Stored data
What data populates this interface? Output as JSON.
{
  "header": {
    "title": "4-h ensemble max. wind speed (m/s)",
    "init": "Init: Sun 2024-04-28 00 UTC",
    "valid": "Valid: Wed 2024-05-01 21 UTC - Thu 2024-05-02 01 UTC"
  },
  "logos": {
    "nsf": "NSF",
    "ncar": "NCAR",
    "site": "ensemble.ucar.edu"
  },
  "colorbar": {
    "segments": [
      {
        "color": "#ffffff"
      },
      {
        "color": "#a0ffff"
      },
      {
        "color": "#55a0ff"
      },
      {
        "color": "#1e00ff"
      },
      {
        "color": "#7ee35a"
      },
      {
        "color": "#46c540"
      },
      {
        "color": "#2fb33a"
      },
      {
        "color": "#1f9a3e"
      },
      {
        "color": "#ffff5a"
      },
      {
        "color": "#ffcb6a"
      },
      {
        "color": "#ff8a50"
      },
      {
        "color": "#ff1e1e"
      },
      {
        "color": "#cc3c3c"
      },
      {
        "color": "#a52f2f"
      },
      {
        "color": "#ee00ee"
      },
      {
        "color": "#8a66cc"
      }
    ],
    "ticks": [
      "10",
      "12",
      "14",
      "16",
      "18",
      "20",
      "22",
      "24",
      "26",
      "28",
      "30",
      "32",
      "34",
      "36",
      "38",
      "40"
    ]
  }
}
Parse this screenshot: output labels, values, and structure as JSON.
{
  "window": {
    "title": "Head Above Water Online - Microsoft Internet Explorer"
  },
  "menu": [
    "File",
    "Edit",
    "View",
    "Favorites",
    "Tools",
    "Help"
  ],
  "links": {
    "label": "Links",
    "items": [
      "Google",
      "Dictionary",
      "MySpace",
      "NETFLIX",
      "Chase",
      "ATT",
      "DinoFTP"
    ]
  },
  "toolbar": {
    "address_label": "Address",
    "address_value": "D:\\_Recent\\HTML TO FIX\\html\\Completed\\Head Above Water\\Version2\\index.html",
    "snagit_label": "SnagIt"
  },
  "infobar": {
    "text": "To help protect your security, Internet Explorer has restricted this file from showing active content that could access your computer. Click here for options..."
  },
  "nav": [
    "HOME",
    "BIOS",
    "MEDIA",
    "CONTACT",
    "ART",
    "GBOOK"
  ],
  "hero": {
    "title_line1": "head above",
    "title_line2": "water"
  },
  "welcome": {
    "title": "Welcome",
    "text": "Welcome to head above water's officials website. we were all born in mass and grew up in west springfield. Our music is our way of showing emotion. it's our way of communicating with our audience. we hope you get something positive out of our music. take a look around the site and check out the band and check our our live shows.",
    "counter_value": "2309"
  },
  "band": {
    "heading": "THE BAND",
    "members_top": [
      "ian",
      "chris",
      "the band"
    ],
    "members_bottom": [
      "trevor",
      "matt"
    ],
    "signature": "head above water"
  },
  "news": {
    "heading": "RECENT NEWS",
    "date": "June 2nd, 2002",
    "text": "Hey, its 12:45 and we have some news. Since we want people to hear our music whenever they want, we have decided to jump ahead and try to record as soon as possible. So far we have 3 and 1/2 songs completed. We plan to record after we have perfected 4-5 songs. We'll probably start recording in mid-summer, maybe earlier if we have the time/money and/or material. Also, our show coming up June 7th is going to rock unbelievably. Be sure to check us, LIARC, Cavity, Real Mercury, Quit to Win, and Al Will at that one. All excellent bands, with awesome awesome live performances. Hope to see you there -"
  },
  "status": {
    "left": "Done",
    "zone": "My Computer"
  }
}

■ **EXERCISE DIRECTIONS**
In the records above, find each line with the word "Explorer" and copy it.

■ **WRITTEN RESPONSE**
    "title": "Head Above Water Online - Microsoft Internet Explorer"
    "text": "To help protect your security, Internet Explorer has restricted this file from showing active content that could access your computer. Click here for options..."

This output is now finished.